Without changing a character, return the entries, but not the images they hold.

#### Stored rows

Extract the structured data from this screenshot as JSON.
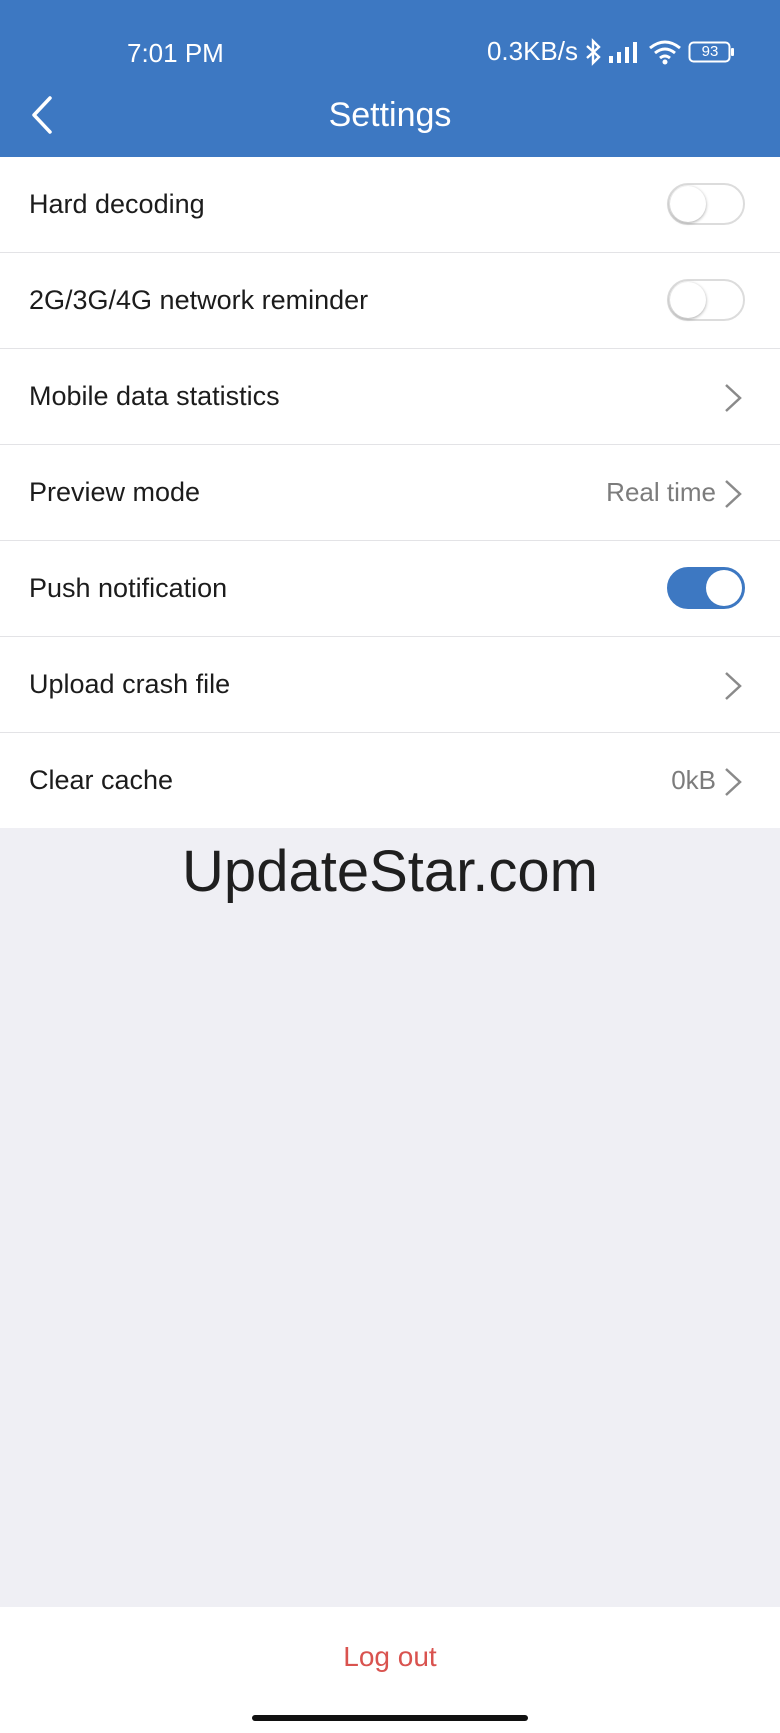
{
  "status_bar": {
    "time": "7:01 PM",
    "net_speed": "0.3KB/s",
    "battery": "93"
  },
  "header": {
    "title": "Settings"
  },
  "settings": [
    {
      "label": "Hard decoding",
      "control": "toggle",
      "on": false
    },
    {
      "label": "2G/3G/4G network reminder",
      "control": "toggle",
      "on": false
    },
    {
      "label": "Mobile data statistics",
      "control": "chevron",
      "value": ""
    },
    {
      "label": "Preview mode",
      "control": "chevron",
      "value": "Real time"
    },
    {
      "label": "Push notification",
      "control": "toggle",
      "on": true
    },
    {
      "label": "Upload crash file",
      "control": "chevron",
      "value": ""
    },
    {
      "label": "Clear cache",
      "control": "chevron",
      "value": "0kB"
    }
  ],
  "watermark": "UpdateStar.com",
  "footer": {
    "logout_label": "Log out"
  },
  "colors": {
    "accent": "#3d78c2",
    "logout": "#d9534f",
    "background": "#efeff4"
  }
}
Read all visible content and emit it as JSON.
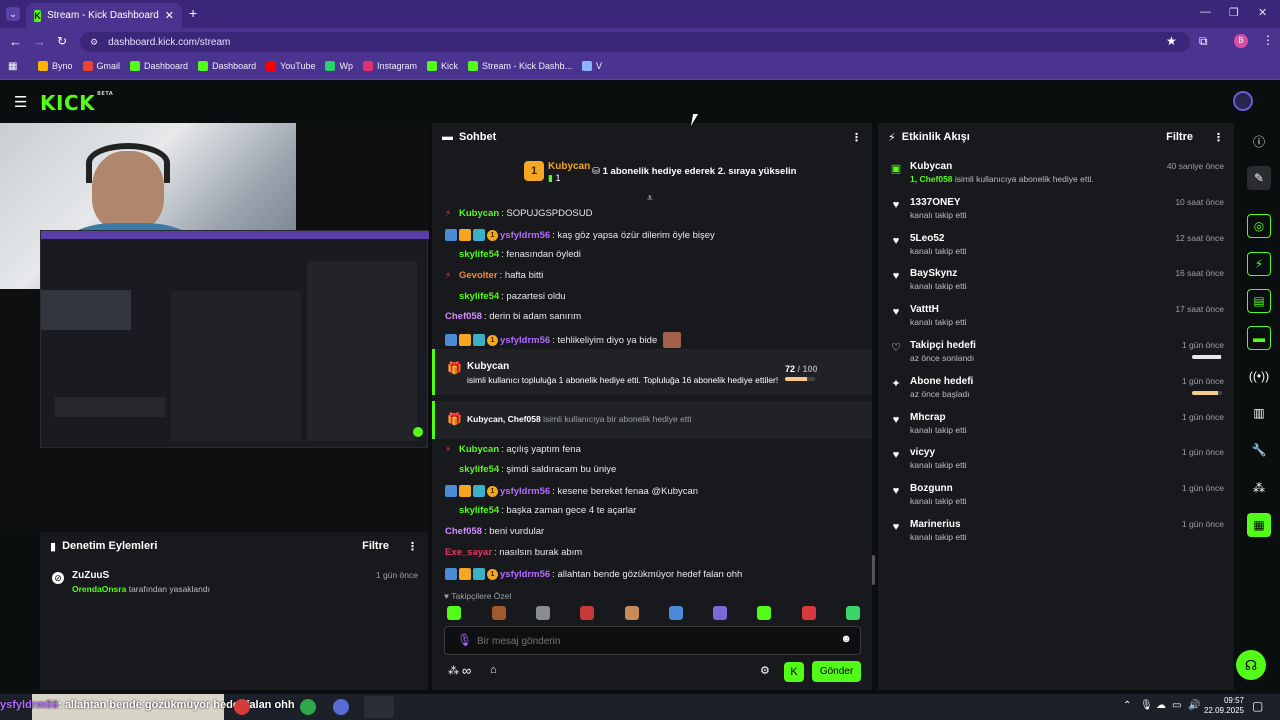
{
  "browser": {
    "tab_title": "Stream - Kick Dashboard",
    "url": "dashboard.kick.com/stream",
    "bookmarks": [
      "Byno",
      "Gmail",
      "Dashboard",
      "Dashboard",
      "YouTube",
      "Wp",
      "Instagram",
      "Kick",
      "Stream - Kick Dashb...",
      "V"
    ],
    "profile_initial": "B"
  },
  "header": {
    "logo": "KICK",
    "logo_beta": "BETA"
  },
  "chat": {
    "title": "Sohbet",
    "pinned_user": "Kubycan",
    "pinned_rank": "1",
    "pinned_count": "1",
    "pinned_message": "1 abonelik hediye ederek 2. sıraya yükselin",
    "messages": [
      {
        "user": "Kubycan",
        "text": ": SOPUJGSPDOSUD",
        "color": "#53fc18"
      },
      {
        "user": "ysfyldrm56",
        "text": ": kaş göz yapsa özür dilerim öyle bişey",
        "color": "#b36bff"
      },
      {
        "user": "skylife54",
        "text": ": fenasından öyledi",
        "color": "#53fc18"
      },
      {
        "user": "Gevolter",
        "text": ": hafta bitti",
        "color": "#f08a3c"
      },
      {
        "user": "skylife54",
        "text": ": pazartesi oldu",
        "color": "#53fc18"
      },
      {
        "user": "Chef058",
        "text": ": derin bi adam sanırım",
        "color": "#d58cff"
      },
      {
        "user": "ysfyldrm56",
        "text": ": tehlikeliyim diyo ya bide",
        "color": "#b36bff"
      },
      {
        "user": "Kubycan",
        "text": ": açılış yaptım fena",
        "color": "#53fc18"
      },
      {
        "user": "skylife54",
        "text": ": şimdi saldıracam bu üniye",
        "color": "#53fc18"
      },
      {
        "user": "ysfyldrm56",
        "text": ": kesene bereket fenaa @Kubycan",
        "color": "#b36bff"
      },
      {
        "user": "skylife54",
        "text": ": başka zaman gece 4 te açarlar",
        "color": "#53fc18"
      },
      {
        "user": "Chef058",
        "text": ": beni vurdular",
        "color": "#d58cff"
      },
      {
        "user": "Exe_sayar",
        "text": ": nasılsın burak abım",
        "color": "#e8375f"
      },
      {
        "user": "ysfyldrm56",
        "text": ": allahtan bende gözükmüyor hedef falan ohh",
        "color": "#b36bff"
      }
    ],
    "gift1": {
      "user": "Kubycan",
      "text": "isimli kullanıcı topluluğa 1 abonelik hediye etti. Topluluğa 16 abonelik hediye ettiler!",
      "progress": "72",
      "goal": "/ 100"
    },
    "gift2": {
      "users": "Kubycan, Chef058",
      "text": "isimli kullanıcıya bir abonelik hediye etti"
    },
    "followers_label": "Takipçilere Özel",
    "input_placeholder": "Bir mesaj gönderin",
    "send_label": "Gönder",
    "infinity": "∞"
  },
  "moderation": {
    "title": "Denetim Eylemleri",
    "filter": "Filtre",
    "user": "ZuZuuS",
    "by": "OrendaOnsra",
    "action": "tarafından yasaklandı",
    "time": "1 gün önce"
  },
  "activity": {
    "title": "Etkinlik Akışı",
    "filter": "Filtre",
    "items": [
      {
        "name": "Kubycan",
        "sub_hl": "1, Chef058",
        "sub": "isimli kullanıcıya abonelik hediye etti.",
        "time": "40 saniye önce",
        "icon": "gift-icon"
      },
      {
        "name": "1337ONEY",
        "sub": "kanalı takip etti",
        "time": "10 saat önce",
        "icon": "heart-icon"
      },
      {
        "name": "5Leo52",
        "sub": "kanalı takip etti",
        "time": "12 saat önce",
        "icon": "heart-icon"
      },
      {
        "name": "BaySkynz",
        "sub": "kanalı takip etti",
        "time": "16 saat önce",
        "icon": "heart-icon"
      },
      {
        "name": "VatttH",
        "sub": "kanalı takip etti",
        "time": "17 saat önce",
        "icon": "heart-icon"
      },
      {
        "name": "Takipçi hedefi",
        "sub": "az önce sonlandı",
        "time": "1 gün önce",
        "icon": "heart-outline-icon",
        "progress": 0.95,
        "bar_color": "#e8e8e8"
      },
      {
        "name": "Abone hedefi",
        "sub": "az önce başladı",
        "time": "1 gün önce",
        "icon": "star-icon",
        "progress": 0.85,
        "bar_color": "#f5c98a"
      },
      {
        "name": "Mhcrap",
        "sub": "kanalı takip etti",
        "time": "1 gün önce",
        "icon": "heart-icon"
      },
      {
        "name": "vicyy",
        "sub": "kanalı takip etti",
        "time": "1 gün önce",
        "icon": "heart-icon"
      },
      {
        "name": "Bozgunn",
        "sub": "kanalı takip etti",
        "time": "1 gün önce",
        "icon": "heart-icon"
      },
      {
        "name": "Marinerius",
        "sub": "kanalı takip etti",
        "time": "1 gün önce",
        "icon": "heart-icon"
      }
    ]
  },
  "taskbar": {
    "overlay_user": "ysfyldrm56",
    "overlay_text": ": allahtan bende gözükmüyor hedef falan ohh",
    "time": "09:57",
    "date": "22.09.2025"
  }
}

########

_Reply to the task_
Extract the structured data from this screenshot as JSON.
{
  "status_bar": {
    "time": "7:01 PM",
    "net_speed": "0.3KB/s",
    "battery": "93"
  },
  "header": {
    "title": "Settings"
  },
  "settings": [
    {
      "label": "Hard decoding",
      "control": "toggle",
      "on": false
    },
    {
      "label": "2G/3G/4G network reminder",
      "control": "toggle",
      "on": false
    },
    {
      "label": "Mobile data statistics",
      "control": "chevron",
      "value": ""
    },
    {
      "label": "Preview mode",
      "control": "chevron",
      "value": "Real time"
    },
    {
      "label": "Push notification",
      "control": "toggle",
      "on": true
    },
    {
      "label": "Upload crash file",
      "control": "chevron",
      "value": ""
    },
    {
      "label": "Clear cache",
      "control": "chevron",
      "value": "0kB"
    }
  ],
  "watermark": "UpdateStar.com",
  "footer": {
    "logout_label": "Log out"
  },
  "colors": {
    "accent": "#3d78c2",
    "logout": "#d9534f",
    "background": "#efeff4"
  }
}
Read all visible content and emit it as JSON.
{
  "browser": {
    "tab_title": "Stream - Kick Dashboard",
    "url": "dashboard.kick.com/stream",
    "bookmarks": [
      "Byno",
      "Gmail",
      "Dashboard",
      "Dashboard",
      "YouTube",
      "Wp",
      "Instagram",
      "Kick",
      "Stream - Kick Dashb...",
      "V"
    ],
    "profile_initial": "B"
  },
  "header": {
    "logo": "KICK",
    "logo_beta": "BETA"
  },
  "chat": {
    "title": "Sohbet",
    "pinned_user": "Kubycan",
    "pinned_rank": "1",
    "pinned_count": "1",
    "pinned_message": "1 abonelik hediye ederek 2. sıraya yükselin",
    "messages": [
      {
        "user": "Kubycan",
        "text": ": SOPUJGSPDOSUD",
        "color": "#53fc18"
      },
      {
        "user": "ysfyldrm56",
        "text": ": kaş göz yapsa özür dilerim öyle bişey",
        "color": "#b36bff"
      },
      {
        "user": "skylife54",
        "text": ": fenasından öyledi",
        "color": "#53fc18"
      },
      {
        "user": "Gevolter",
        "text": ": hafta bitti",
        "color": "#f08a3c"
      },
      {
        "user": "skylife54",
        "text": ": pazartesi oldu",
        "color": "#53fc18"
      },
      {
        "user": "Chef058",
        "text": ": derin bi adam sanırım",
        "color": "#d58cff"
      },
      {
        "user": "ysfyldrm56",
        "text": ": tehlikeliyim diyo ya bide",
        "color": "#b36bff"
      },
      {
        "user": "Kubycan",
        "text": ": açılış yaptım fena",
        "color": "#53fc18"
      },
      {
        "user": "skylife54",
        "text": ": şimdi saldıracam bu üniye",
        "color": "#53fc18"
      },
      {
        "user": "ysfyldrm56",
        "text": ": kesene bereket fenaa @Kubycan",
        "color": "#b36bff"
      },
      {
        "user": "skylife54",
        "text": ": başka zaman gece 4 te açarlar",
        "color": "#53fc18"
      },
      {
        "user": "Chef058",
        "text": ": beni vurdular",
        "color": "#d58cff"
      },
      {
        "user": "Exe_sayar",
        "text": ": nasılsın burak abım",
        "color": "#e8375f"
      },
      {
        "user": "ysfyldrm56",
        "text": ": allahtan bende gözükmüyor hedef falan ohh",
        "color": "#b36bff"
      }
    ],
    "gift1": {
      "user": "Kubycan",
      "text": "isimli kullanıcı topluluğa 1 abonelik hediye etti. Topluluğa 16 abonelik hediye ettiler!",
      "progress": "72",
      "goal": "/ 100"
    },
    "gift2": {
      "users": "Kubycan, Chef058",
      "text": "isimli kullanıcıya bir abonelik hediye etti"
    },
    "followers_label": "Takipçilere Özel",
    "input_placeholder": "Bir mesaj gönderin",
    "send_label": "Gönder",
    "infinity": "∞"
  },
  "moderation": {
    "title": "Denetim Eylemleri",
    "filter": "Filtre",
    "user": "ZuZuuS",
    "by": "OrendaOnsra",
    "action": "tarafından yasaklandı",
    "time": "1 gün önce"
  },
  "activity": {
    "title": "Etkinlik Akışı",
    "filter": "Filtre",
    "items": [
      {
        "name": "Kubycan",
        "sub_hl": "1, Chef058",
        "sub": "isimli kullanıcıya abonelik hediye etti.",
        "time": "40 saniye önce",
        "icon": "gift-icon"
      },
      {
        "name": "1337ONEY",
        "sub": "kanalı takip etti",
        "time": "10 saat önce",
        "icon": "heart-icon"
      },
      {
        "name": "5Leo52",
        "sub": "kanalı takip etti",
        "time": "12 saat önce",
        "icon": "heart-icon"
      },
      {
        "name": "BaySkynz",
        "sub": "kanalı takip etti",
        "time": "16 saat önce",
        "icon": "heart-icon"
      },
      {
        "name": "VatttH",
        "sub": "kanalı takip etti",
        "time": "17 saat önce",
        "icon": "heart-icon"
      },
      {
        "name": "Takipçi hedefi",
        "sub": "az önce sonlandı",
        "time": "1 gün önce",
        "icon": "heart-outline-icon",
        "progress": 0.95,
        "bar_color": "#e8e8e8"
      },
      {
        "name": "Abone hedefi",
        "sub": "az önce başladı",
        "time": "1 gün önce",
        "icon": "star-icon",
        "progress": 0.85,
        "bar_color": "#f5c98a"
      },
      {
        "name": "Mhcrap",
        "sub": "kanalı takip etti",
        "time": "1 gün önce",
        "icon": "heart-icon"
      },
      {
        "name": "vicyy",
        "sub": "kanalı takip etti",
        "time": "1 gün önce",
        "icon": "heart-icon"
      },
      {
        "name": "Bozgunn",
        "sub": "kanalı takip etti",
        "time": "1 gün önce",
        "icon": "heart-icon"
      },
      {
        "name": "Marinerius",
        "sub": "kanalı takip etti",
        "time": "1 gün önce",
        "icon": "heart-icon"
      }
    ]
  },
  "taskbar": {
    "overlay_user": "ysfyldrm56",
    "overlay_text": ": allahtan bende gözükmüyor hedef falan ohh",
    "time": "09:57",
    "date": "22.09.2025"
  }
}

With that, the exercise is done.